+++ Text excerpt

They’re going to have to continue to evolve and to play the way we’ve seen Detroit play and the way that Mike Babcock wants to play.  What’s going to happen with Petr Mrazek and Jimmy Howard.  You’ve got I think Gustafson is still there, so you’ve got a lot of interesting dynamics, there, as well, but for me the question mark will be besides the health and the aging as Doc mentioned of the Detroit Red Wings is can those four, five, six, seven number defensemen really be invincible guys night in and night out and help the Red Wings because that to me is one of the biggest holes that they have.

PIERRE McGUIRE:  I’ll finish it up with saying that unfortunately for the Red Wings, Anthony Mantha broke his leg in training camp.  He’s coming off back‑to‑back 50‑plus goal seasons with Val‑d’Or and the Quebec Major Junior League.  He’s a 6’5″ over 200‑pound power forward with unbelievably good hands.  I think that he would have been one of the few Red Wings that ever would have been under Kenny Holland’s watch anyway that would have been rushed into the National Hockey League.  I think Mantha has got the potential to be that good.

Eddie talked about there’s a limitation on defense, and I would agree with him on that, but I’m with Doc on Brendan Smith being able to take his game to another level.  They’ve got a couple young guys on the way, Xavier Ouellet is a tremendous young player out of the Quebec Junior League that’s done some time in Grand Rapids playing for Jeff Blashill, and they also have Nick Jensen out of St. Cloud State, who I think has a chance to be extremely good.  And then finally, Ryan Sproul out of the Ontario Hockey League, so actually they’ve got some guys that aren’t NHL names yet that have a chance to be very good NHL names, but the one up‑and‑coming, you talk about breakthrough players, I hope he gets Anthony Mantha.  I think he’s got a chance to be really special for the Red Wings.

DOC EMRICK:  I think one thing else is that whenever the Red Wings have had a chance to, in an open marketplace get what they need to win a championship, they’ve always done it.  Now, we’re not in an open marketplace anymore except for general managers and coaches, and they already extended the general manager who was regarded as the best or one of the best in the league, and they’re in the process of discussing it with the coach.  If you go back even to the Sergei Federov challenge from Carolina, when push came to shove, if there was excellence there, the OH family always stepped up.  I’m not anticipating anything other than that in the case with the coach.


This would be for Eddie and Pierre but anybody can answer.  Looking at the Carolina Hurricanes this year, they bring in Bill Peters as the coach, asked him or given the mandate, more or less, to try to get the team in the Playoffs.  Don’t change the team hardly at all, and of course now Jordan Staal is out.  Is this kind of an impossible mission for him, and were you surprised that maybe Carolina didn’t make more personnel changes?

PIERRE McGUIRE:  Well, I think they’re going to have a tough time winning only because I don’t think you can win with Andrej Sekera and Justin Faulk as your one‑two on defense, and that’s basically what they’re looking at right now.  I’ve done a pretty thorough evaluation of their roster.  I’m a huge Billy Peters fan, by the way.  I think Billy Peters will do a fantastic job with under-manned roster.  I just don’t know if they’re going to have enough on the back end to make it work right now.  I think Ronnie Francis adding Joe Nieuwendyk helps them a lot in terms of identifying players around the league.  Ricky Olczyk added to that staff, too, Eddie’s brother, and he knows contracts as well as anybody in the National Hockey League.

++++++
+++ Data excerpts

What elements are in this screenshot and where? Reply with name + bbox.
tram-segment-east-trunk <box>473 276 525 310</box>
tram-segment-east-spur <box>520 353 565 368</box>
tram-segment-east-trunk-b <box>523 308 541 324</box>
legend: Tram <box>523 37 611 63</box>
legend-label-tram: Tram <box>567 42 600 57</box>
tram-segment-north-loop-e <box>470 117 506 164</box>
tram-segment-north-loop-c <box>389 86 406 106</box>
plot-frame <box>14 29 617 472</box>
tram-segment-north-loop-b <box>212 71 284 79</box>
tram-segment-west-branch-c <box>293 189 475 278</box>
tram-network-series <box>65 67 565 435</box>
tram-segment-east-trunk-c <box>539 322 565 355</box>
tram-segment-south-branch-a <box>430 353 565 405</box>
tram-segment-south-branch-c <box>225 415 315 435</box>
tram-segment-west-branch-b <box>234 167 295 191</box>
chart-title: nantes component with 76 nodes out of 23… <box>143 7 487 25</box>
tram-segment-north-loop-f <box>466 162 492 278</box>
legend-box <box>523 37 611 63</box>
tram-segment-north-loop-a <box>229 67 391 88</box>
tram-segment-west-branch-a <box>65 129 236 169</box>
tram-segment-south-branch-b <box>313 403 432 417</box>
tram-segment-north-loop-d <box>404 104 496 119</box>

++++++
+++ Data excerpts

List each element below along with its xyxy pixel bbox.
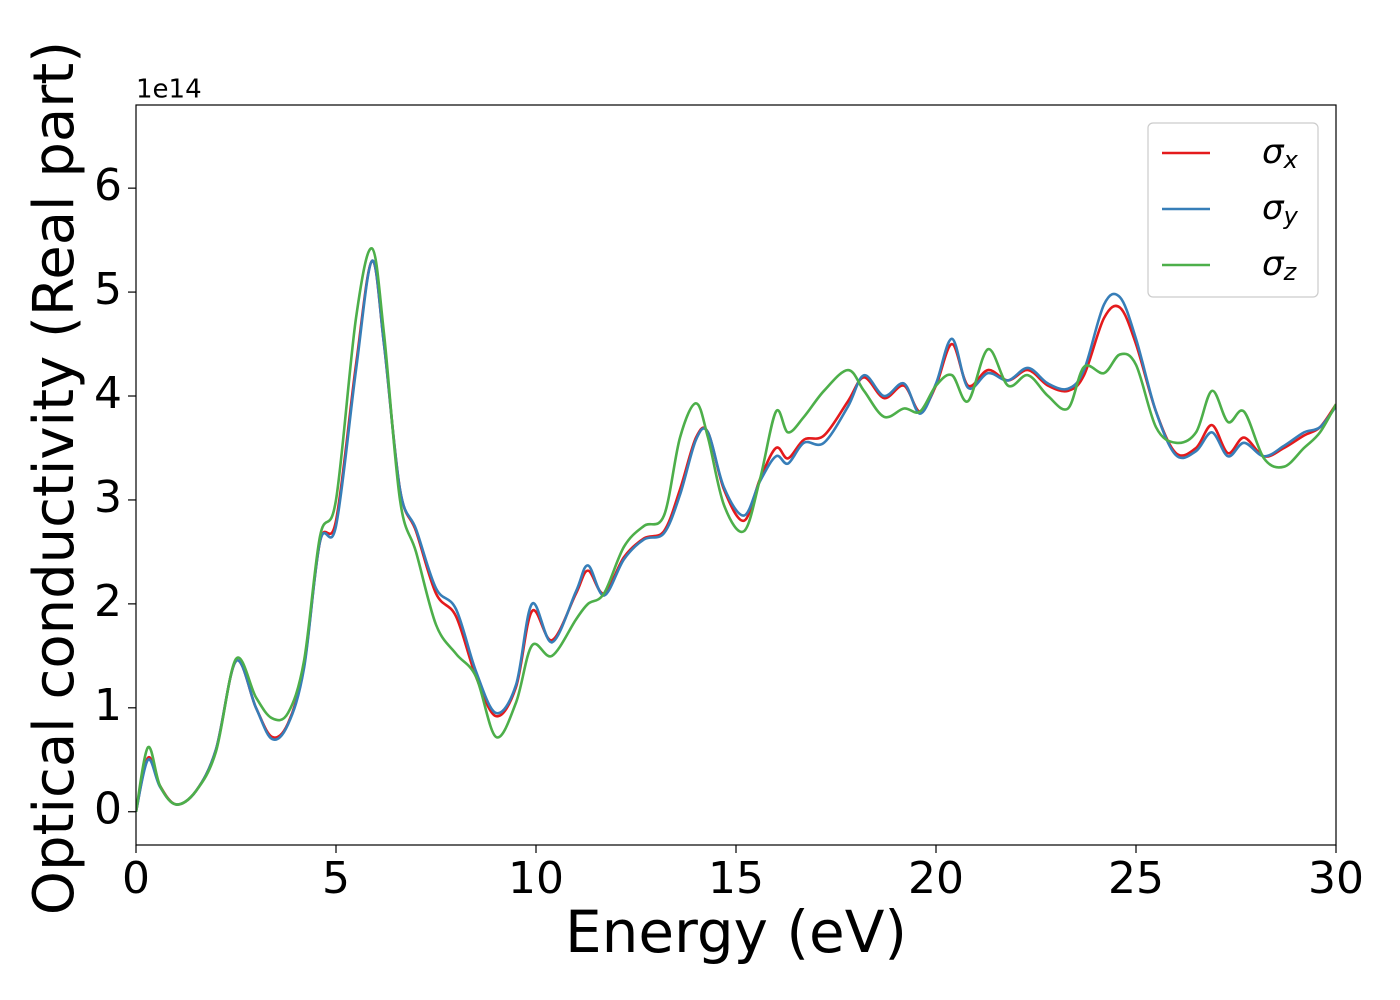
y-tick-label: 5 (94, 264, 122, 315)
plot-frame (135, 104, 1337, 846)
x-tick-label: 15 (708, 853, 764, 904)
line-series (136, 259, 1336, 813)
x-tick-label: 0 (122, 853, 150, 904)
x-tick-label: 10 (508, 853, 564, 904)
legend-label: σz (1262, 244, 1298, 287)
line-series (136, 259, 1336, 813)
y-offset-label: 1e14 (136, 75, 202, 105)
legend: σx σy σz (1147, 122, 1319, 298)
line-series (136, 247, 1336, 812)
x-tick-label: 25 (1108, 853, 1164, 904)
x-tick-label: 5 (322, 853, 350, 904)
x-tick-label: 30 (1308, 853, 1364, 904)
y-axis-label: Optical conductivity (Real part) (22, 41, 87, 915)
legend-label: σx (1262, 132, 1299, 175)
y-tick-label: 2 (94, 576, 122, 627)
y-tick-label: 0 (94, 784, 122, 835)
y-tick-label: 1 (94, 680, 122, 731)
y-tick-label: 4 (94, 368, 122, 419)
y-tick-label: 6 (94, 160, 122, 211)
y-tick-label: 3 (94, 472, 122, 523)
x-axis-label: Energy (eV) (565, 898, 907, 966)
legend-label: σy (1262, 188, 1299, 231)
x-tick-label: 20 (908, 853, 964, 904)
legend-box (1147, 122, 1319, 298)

++++++
+++ Data excerpts

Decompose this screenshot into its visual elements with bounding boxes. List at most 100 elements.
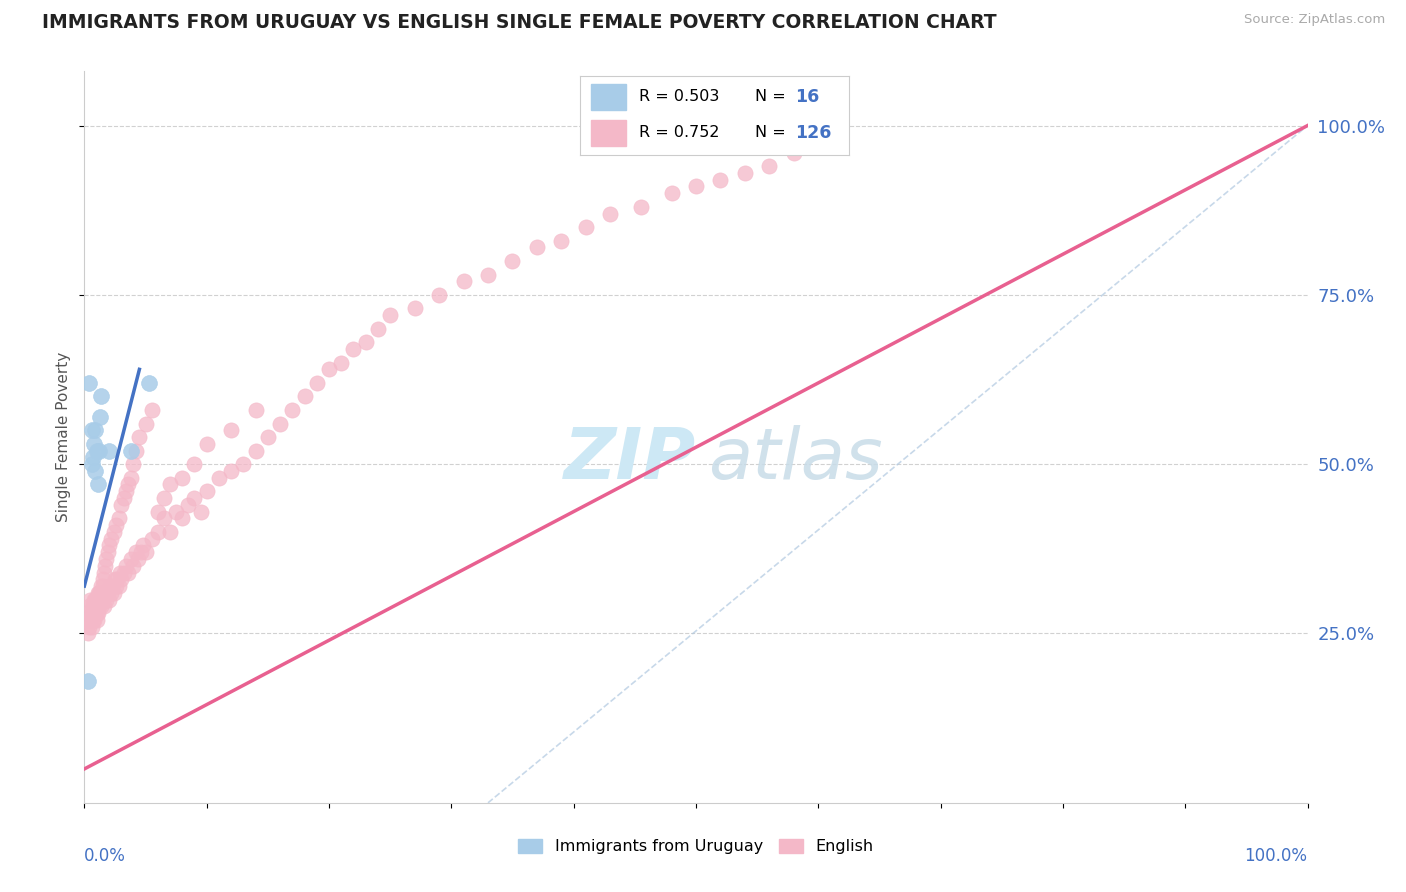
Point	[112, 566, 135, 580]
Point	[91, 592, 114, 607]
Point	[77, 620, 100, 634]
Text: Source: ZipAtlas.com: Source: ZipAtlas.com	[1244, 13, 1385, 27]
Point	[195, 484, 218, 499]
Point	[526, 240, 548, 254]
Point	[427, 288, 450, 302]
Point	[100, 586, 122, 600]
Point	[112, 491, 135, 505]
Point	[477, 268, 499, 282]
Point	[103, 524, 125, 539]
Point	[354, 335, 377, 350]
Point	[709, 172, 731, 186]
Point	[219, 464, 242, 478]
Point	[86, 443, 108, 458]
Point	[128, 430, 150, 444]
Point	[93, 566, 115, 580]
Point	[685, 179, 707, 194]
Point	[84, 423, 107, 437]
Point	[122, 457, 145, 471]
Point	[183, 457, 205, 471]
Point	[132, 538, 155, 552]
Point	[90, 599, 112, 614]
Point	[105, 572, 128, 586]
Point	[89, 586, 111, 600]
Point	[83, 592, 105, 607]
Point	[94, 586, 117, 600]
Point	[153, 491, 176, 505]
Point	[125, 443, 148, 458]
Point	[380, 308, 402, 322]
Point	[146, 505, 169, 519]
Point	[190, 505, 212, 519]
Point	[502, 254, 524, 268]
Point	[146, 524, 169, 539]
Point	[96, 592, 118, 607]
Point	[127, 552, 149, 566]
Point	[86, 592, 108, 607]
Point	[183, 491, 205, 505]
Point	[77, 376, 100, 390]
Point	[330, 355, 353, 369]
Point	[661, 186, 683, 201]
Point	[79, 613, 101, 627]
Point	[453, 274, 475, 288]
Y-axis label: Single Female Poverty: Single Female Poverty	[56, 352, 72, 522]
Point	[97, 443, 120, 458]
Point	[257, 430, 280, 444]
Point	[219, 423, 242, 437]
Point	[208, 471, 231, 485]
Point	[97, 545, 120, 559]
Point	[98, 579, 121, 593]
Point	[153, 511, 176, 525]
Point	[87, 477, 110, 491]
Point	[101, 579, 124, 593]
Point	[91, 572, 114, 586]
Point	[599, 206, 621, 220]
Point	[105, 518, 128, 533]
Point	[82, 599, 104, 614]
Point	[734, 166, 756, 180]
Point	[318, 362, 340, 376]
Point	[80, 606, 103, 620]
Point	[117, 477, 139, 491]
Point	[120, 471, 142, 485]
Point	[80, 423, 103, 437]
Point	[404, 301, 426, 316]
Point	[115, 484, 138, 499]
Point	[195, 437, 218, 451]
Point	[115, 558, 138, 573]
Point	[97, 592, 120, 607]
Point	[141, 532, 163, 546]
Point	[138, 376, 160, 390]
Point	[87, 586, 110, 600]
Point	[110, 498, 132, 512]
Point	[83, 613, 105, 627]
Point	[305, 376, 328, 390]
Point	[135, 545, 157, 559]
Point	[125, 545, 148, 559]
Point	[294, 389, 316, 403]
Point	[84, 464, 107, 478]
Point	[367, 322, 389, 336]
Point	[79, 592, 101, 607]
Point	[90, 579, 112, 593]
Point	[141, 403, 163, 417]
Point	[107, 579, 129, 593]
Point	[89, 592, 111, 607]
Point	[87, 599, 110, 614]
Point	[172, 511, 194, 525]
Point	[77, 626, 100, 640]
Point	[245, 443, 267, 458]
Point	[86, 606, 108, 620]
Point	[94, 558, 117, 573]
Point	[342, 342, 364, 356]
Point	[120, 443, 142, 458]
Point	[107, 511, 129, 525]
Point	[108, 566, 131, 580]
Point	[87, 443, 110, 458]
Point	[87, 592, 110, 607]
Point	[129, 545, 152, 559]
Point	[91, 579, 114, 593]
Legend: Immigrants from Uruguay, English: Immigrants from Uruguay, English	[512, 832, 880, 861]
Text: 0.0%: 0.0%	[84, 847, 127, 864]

++++++

▶ To-do list
(1) According to the hockey transcript, what happened to Anthony Mantha in training camp?
(2) Write out the part of the hockey transcript starting at "Eddie talked about" and ending at "the Red Wings.", word for word.
The listing comes from a different source than the hockey transcript.

▶ Answers given
(1) He broke his leg.

(2)
Eddie talked about there’s a limitation on defense, and I would agree with him on that, but I’m with Doc on Brendan Smith being able to take his game to another level.  They’ve got a couple young guys on the way, Xavier Ouellet is a tremendous young player out of the Quebec Junior League that’s done some time in Grand Rapids playing for Jeff Blashill, and they also have Nick Jensen out of St. Cloud State, who I think has a chance to be extremely good.  And then finally, Ryan Sproul out of the Ontario Hockey League, so actually they’ve got some guys that aren’t NHL names yet that have a chance to be very good NHL names, but the one up‑and‑coming, you talk about breakthrough players, I hope he gets Anthony Mantha.  I think he’s got a chance to be really special for the Red Wings.